Short task = Copy every line from the records below that holds the word "Деплой".
* BEGIN Data records *
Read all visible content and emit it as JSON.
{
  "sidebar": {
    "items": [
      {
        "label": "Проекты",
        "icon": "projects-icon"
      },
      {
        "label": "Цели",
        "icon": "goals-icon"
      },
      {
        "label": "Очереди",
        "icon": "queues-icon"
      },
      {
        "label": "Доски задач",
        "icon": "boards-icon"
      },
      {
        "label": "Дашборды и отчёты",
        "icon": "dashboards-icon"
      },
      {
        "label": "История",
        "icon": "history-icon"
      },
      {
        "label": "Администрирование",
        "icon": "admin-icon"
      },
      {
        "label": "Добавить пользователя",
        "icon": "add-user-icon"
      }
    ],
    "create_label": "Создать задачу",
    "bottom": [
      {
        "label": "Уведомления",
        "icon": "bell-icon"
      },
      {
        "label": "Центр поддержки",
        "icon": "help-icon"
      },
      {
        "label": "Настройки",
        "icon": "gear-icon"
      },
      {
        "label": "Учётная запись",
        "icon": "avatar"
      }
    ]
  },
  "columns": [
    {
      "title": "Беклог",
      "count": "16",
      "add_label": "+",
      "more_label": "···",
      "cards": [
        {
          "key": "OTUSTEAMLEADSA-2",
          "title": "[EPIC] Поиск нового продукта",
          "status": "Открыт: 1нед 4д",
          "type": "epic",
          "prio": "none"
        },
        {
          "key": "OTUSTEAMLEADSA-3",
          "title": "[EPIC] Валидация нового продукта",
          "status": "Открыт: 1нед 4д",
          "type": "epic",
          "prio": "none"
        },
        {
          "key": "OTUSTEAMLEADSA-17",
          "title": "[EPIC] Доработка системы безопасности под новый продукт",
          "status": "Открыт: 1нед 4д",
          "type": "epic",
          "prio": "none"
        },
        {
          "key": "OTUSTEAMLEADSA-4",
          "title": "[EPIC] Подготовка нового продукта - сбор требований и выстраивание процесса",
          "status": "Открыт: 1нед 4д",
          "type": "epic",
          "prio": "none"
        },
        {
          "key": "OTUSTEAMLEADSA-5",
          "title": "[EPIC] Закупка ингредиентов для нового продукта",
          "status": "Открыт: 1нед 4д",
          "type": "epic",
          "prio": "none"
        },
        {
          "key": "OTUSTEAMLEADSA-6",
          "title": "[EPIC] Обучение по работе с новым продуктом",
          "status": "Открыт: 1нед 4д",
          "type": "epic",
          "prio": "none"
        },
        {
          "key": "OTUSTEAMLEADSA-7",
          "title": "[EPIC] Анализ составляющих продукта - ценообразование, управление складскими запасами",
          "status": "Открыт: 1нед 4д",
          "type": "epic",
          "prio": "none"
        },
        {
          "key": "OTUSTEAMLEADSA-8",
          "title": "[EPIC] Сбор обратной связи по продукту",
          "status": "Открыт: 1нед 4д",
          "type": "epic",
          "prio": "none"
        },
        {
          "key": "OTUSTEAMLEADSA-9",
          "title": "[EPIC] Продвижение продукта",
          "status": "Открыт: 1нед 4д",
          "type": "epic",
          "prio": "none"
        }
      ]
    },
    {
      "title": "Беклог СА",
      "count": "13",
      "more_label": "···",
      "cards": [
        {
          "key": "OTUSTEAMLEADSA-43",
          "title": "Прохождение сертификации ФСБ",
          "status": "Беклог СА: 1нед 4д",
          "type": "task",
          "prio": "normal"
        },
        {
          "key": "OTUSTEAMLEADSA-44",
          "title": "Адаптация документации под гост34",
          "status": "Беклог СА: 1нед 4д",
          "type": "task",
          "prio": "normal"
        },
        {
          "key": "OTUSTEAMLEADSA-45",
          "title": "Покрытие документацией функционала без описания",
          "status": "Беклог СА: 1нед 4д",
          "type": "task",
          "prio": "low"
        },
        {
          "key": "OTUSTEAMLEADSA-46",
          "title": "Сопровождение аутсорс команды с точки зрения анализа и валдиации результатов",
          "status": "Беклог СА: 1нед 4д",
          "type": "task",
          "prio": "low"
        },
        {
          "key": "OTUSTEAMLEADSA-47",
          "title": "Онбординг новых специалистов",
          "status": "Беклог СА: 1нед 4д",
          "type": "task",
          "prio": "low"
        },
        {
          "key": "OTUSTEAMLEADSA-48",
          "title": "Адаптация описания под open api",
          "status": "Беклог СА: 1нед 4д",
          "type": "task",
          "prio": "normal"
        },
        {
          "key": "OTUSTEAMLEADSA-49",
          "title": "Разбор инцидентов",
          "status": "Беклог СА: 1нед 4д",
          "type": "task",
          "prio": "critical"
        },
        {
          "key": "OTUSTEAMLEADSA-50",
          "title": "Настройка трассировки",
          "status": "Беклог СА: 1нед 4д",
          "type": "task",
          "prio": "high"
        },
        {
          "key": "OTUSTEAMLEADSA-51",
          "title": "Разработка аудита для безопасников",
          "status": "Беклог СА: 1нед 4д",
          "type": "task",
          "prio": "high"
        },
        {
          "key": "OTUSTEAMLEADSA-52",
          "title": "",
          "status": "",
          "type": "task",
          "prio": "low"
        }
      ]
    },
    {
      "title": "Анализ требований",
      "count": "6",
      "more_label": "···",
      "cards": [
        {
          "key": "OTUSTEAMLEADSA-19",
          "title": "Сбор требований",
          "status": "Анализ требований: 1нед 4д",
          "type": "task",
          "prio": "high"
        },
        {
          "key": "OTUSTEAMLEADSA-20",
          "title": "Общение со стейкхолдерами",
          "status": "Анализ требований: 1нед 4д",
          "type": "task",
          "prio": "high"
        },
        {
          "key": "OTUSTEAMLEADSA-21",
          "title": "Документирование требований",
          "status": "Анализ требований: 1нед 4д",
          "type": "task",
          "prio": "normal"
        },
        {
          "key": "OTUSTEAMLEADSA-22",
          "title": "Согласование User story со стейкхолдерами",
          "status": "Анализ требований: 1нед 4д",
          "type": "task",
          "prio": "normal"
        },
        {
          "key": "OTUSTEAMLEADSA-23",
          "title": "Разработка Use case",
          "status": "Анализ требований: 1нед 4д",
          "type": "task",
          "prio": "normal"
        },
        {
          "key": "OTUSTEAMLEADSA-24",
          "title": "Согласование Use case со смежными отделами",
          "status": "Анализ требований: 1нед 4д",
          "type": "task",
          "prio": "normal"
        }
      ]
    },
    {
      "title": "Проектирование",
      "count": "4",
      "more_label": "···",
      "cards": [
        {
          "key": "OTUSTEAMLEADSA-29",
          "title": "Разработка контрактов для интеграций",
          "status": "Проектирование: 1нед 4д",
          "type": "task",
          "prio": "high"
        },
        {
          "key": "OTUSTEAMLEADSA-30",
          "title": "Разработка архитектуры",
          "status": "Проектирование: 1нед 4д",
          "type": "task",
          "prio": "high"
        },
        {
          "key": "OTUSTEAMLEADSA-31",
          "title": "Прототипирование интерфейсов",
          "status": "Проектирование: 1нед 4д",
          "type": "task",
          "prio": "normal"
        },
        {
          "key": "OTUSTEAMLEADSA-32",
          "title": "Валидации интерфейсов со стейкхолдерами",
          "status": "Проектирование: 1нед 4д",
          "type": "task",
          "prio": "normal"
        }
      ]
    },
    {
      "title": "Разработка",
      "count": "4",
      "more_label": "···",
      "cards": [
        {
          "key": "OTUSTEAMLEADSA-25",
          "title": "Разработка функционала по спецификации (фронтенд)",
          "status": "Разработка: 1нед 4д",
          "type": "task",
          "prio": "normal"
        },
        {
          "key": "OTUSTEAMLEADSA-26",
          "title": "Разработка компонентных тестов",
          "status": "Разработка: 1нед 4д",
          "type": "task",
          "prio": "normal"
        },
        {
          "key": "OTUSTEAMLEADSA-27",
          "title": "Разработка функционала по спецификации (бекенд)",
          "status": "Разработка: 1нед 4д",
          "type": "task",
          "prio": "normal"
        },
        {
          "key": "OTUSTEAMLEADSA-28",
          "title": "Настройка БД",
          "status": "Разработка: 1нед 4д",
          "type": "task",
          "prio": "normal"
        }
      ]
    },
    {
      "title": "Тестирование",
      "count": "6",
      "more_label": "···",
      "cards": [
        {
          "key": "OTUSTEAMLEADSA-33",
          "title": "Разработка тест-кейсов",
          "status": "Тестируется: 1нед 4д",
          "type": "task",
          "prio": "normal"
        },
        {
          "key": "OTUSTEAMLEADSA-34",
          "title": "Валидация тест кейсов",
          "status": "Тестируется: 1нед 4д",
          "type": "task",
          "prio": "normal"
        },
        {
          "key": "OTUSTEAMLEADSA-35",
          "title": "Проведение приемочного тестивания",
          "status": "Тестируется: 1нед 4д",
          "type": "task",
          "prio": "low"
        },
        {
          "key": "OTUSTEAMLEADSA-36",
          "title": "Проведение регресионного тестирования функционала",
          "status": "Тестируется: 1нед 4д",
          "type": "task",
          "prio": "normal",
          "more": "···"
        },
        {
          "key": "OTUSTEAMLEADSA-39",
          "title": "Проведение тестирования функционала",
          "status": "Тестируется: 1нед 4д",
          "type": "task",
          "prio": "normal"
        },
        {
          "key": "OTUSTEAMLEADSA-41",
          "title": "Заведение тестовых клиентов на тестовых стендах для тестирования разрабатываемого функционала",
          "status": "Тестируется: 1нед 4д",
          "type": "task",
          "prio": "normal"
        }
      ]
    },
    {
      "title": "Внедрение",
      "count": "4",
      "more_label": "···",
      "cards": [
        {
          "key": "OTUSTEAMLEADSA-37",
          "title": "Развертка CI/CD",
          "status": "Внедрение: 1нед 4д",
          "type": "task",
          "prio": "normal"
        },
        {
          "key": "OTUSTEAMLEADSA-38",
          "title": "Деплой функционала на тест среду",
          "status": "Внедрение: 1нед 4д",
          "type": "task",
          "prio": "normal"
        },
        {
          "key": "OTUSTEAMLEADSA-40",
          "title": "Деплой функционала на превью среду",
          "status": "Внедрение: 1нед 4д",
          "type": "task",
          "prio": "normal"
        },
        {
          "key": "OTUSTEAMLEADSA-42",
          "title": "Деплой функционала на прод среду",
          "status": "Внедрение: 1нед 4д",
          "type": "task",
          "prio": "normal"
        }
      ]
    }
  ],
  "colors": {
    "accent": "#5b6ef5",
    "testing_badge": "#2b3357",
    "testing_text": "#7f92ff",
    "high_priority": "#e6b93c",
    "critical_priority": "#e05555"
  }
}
* END Data records *
Result of the task =
          "title": "Деплой функционала на тест среду",
          "title": "Деплой функционала на превью среду",
          "title": "Деплой функционала на прод среду",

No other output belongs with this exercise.